Repeat every entry in the listing below, exactly.

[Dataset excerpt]

• • • • •

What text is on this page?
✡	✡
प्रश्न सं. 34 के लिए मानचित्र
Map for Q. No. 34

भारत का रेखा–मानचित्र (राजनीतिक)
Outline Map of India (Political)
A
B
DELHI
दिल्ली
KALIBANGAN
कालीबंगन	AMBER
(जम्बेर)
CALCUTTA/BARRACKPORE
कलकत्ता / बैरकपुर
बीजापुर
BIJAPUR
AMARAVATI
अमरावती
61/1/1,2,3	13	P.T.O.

• • • • •

Exercise response =
What text is on this page?
✡	✡
प्रश्न सं. 34 के लिए मानचित्र
Map for Q. No. 34

भारत का रेखा–मानचित्र (राजनीतिक)
Outline Map of India (Political)
A
B
DELHI
दिल्ली
KALIBANGAN
कालीबंगन	AMBER
(जम्बेर)
CALCUTTA/BARRACKPORE
कलकत्ता / बैरकपुर
बीजापुर
BIJAPUR
AMARAVATI
अमरावती
61/1/1,2,3	13	P.T.O.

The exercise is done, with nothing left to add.